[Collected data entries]
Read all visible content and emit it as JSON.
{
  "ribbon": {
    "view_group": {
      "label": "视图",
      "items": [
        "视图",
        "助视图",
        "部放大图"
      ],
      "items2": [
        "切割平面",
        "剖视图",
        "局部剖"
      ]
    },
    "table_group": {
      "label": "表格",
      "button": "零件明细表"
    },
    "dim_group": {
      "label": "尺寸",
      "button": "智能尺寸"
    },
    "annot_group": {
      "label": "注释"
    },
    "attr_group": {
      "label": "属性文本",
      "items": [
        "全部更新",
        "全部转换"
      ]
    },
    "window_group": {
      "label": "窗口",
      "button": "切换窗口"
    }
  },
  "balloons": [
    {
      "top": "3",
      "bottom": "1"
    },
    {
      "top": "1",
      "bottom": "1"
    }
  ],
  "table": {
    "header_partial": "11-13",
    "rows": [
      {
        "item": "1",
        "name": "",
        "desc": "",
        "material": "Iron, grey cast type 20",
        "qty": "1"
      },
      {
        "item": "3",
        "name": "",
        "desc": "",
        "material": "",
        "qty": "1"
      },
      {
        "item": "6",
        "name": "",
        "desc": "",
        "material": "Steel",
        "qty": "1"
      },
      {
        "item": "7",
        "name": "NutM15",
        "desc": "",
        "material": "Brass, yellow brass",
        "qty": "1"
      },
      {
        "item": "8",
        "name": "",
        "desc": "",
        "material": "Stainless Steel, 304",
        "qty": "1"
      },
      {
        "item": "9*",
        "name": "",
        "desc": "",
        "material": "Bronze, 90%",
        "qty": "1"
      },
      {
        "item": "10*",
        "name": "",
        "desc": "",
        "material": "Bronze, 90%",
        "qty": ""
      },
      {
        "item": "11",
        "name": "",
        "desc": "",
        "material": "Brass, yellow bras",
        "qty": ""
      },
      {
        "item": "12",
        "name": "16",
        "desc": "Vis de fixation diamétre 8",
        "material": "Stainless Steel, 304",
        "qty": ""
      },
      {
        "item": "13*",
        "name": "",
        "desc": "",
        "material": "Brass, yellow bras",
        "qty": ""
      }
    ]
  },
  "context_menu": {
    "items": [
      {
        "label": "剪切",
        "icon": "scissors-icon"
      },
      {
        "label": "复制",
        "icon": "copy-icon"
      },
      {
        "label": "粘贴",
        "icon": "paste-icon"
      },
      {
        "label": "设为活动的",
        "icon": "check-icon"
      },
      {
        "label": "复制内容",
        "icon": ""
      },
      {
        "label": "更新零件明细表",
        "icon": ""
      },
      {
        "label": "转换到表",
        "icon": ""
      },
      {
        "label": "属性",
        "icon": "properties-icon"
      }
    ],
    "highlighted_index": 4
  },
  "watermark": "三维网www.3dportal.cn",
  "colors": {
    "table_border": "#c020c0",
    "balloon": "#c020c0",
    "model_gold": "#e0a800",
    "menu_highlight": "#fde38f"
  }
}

Task statement:
Repeat every entry word for word.

Response to this exercise:
Read all visible content and emit it as JSON.
{
  "ribbon": {
    "view_group": {
      "label": "视图",
      "items": [
        "视图",
        "助视图",
        "部放大图"
      ],
      "items2": [
        "切割平面",
        "剖视图",
        "局部剖"
      ]
    },
    "table_group": {
      "label": "表格",
      "button": "零件明细表"
    },
    "dim_group": {
      "label": "尺寸",
      "button": "智能尺寸"
    },
    "annot_group": {
      "label": "注释"
    },
    "attr_group": {
      "label": "属性文本",
      "items": [
        "全部更新",
        "全部转换"
      ]
    },
    "window_group": {
      "label": "窗口",
      "button": "切换窗口"
    }
  },
  "balloons": [
    {
      "top": "3",
      "bottom": "1"
    },
    {
      "top": "1",
      "bottom": "1"
    }
  ],
  "table": {
    "header_partial": "11-13",
    "rows": [
      {
        "item": "1",
        "name": "",
        "desc": "",
        "material": "Iron, grey cast type 20",
        "qty": "1"
      },
      {
        "item": "3",
        "name": "",
        "desc": "",
        "material": "",
        "qty": "1"
      },
      {
        "item": "6",
        "name": "",
        "desc": "",
        "material": "Steel",
        "qty": "1"
      },
      {
        "item": "7",
        "name": "NutM15",
        "desc": "",
        "material": "Brass, yellow brass",
        "qty": "1"
      },
      {
        "item": "8",
        "name": "",
        "desc": "",
        "material": "Stainless Steel, 304",
        "qty": "1"
      },
      {
        "item": "9*",
        "name": "",
        "desc": "",
        "material": "Bronze, 90%",
        "qty": "1"
      },
      {
        "item": "10*",
        "name": "",
        "desc": "",
        "material": "Bronze, 90%",
        "qty": ""
      },
      {
        "item": "11",
        "name": "",
        "desc": "",
        "material": "Brass, yellow bras",
        "qty": ""
      },
      {
        "item": "12",
        "name": "16",
        "desc": "Vis de fixation diamétre 8",
        "material": "Stainless Steel, 304",
        "qty": ""
      },
      {
        "item": "13*",
        "name": "",
        "desc": "",
        "material": "Brass, yellow bras",
        "qty": ""
      }
    ]
  },
  "context_menu": {
    "items": [
      {
        "label": "剪切",
        "icon": "scissors-icon"
      },
      {
        "label": "复制",
        "icon": "copy-icon"
      },
      {
        "label": "粘贴",
        "icon": "paste-icon"
      },
      {
        "label": "设为活动的",
        "icon": "check-icon"
      },
      {
        "label": "复制内容",
        "icon": ""
      },
      {
        "label": "更新零件明细表",
        "icon": ""
      },
      {
        "label": "转换到表",
        "icon": ""
      },
      {
        "label": "属性",
        "icon": "properties-icon"
      }
    ],
    "highlighted_index": 4
  },
  "watermark": "三维网www.3dportal.cn",
  "colors": {
    "table_border": "#c020c0",
    "balloon": "#c020c0",
    "model_gold": "#e0a800",
    "menu_highlight": "#fde38f"
  }
}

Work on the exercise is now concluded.